# WHAT TO DO
Pictures do not belong in your copy. Repeat all the other data exactly.

# INFORMATION PROVIDED
———

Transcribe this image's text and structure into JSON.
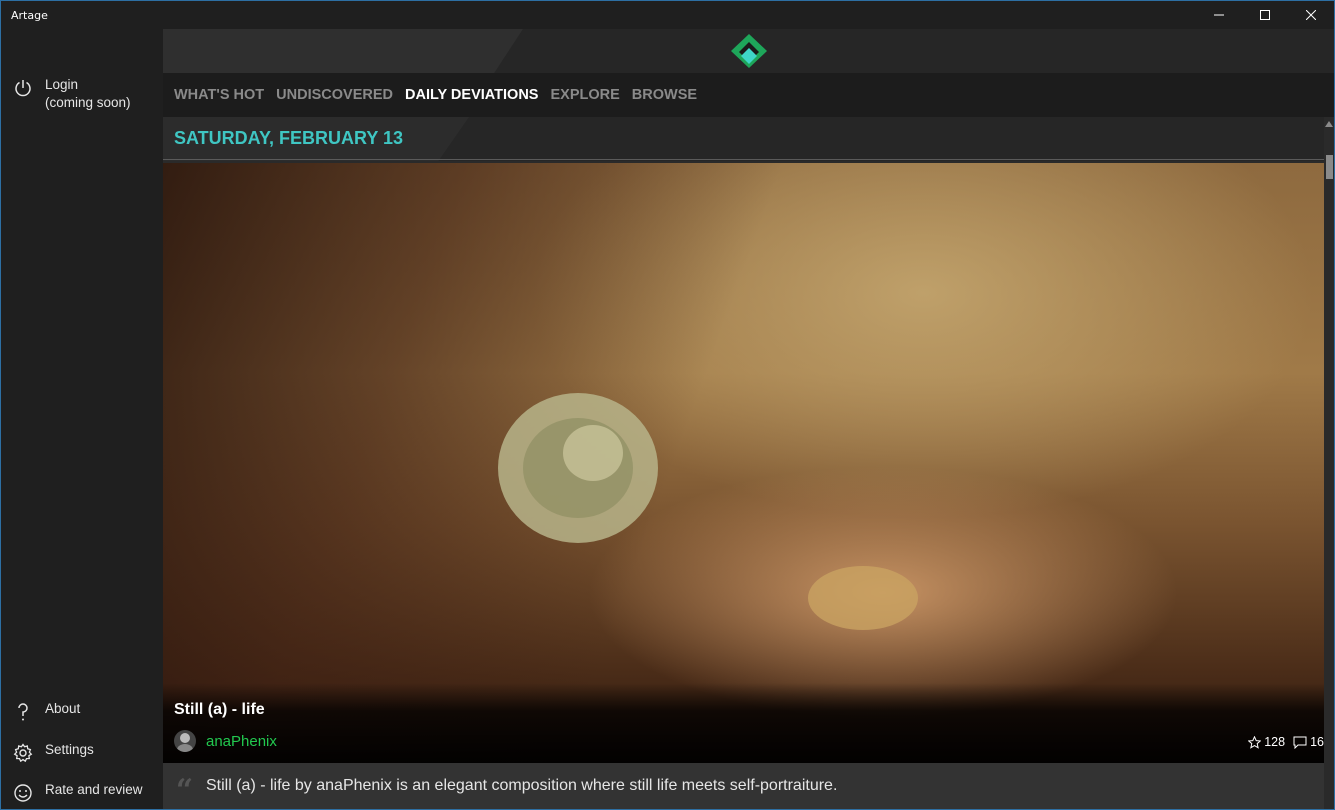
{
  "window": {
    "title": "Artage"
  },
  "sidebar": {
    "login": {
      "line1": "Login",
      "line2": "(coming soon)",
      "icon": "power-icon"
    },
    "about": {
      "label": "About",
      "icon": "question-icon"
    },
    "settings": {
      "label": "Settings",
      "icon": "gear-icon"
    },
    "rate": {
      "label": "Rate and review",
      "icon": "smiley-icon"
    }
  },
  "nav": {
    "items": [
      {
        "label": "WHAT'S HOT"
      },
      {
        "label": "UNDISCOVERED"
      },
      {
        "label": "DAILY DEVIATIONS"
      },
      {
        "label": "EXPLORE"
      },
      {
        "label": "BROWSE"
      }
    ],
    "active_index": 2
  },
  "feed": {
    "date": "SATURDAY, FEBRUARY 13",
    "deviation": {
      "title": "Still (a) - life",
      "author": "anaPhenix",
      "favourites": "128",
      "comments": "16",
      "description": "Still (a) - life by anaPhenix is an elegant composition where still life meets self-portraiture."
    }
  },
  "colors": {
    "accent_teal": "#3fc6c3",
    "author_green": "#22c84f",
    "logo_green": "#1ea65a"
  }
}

———

# SOLUTION TO THIS PROBLEM
Transcribe this image's text and structure into JSON.
{
  "window": {
    "title": "Artage"
  },
  "sidebar": {
    "login": {
      "line1": "Login",
      "line2": "(coming soon)",
      "icon": "power-icon"
    },
    "about": {
      "label": "About",
      "icon": "question-icon"
    },
    "settings": {
      "label": "Settings",
      "icon": "gear-icon"
    },
    "rate": {
      "label": "Rate and review",
      "icon": "smiley-icon"
    }
  },
  "nav": {
    "items": [
      {
        "label": "WHAT'S HOT"
      },
      {
        "label": "UNDISCOVERED"
      },
      {
        "label": "DAILY DEVIATIONS"
      },
      {
        "label": "EXPLORE"
      },
      {
        "label": "BROWSE"
      }
    ],
    "active_index": 2
  },
  "feed": {
    "date": "SATURDAY, FEBRUARY 13",
    "deviation": {
      "title": "Still (a) - life",
      "author": "anaPhenix",
      "favourites": "128",
      "comments": "16",
      "description": "Still (a) - life by anaPhenix is an elegant composition where still life meets self-portraiture."
    }
  },
  "colors": {
    "accent_teal": "#3fc6c3",
    "author_green": "#22c84f",
    "logo_green": "#1ea65a"
  }
}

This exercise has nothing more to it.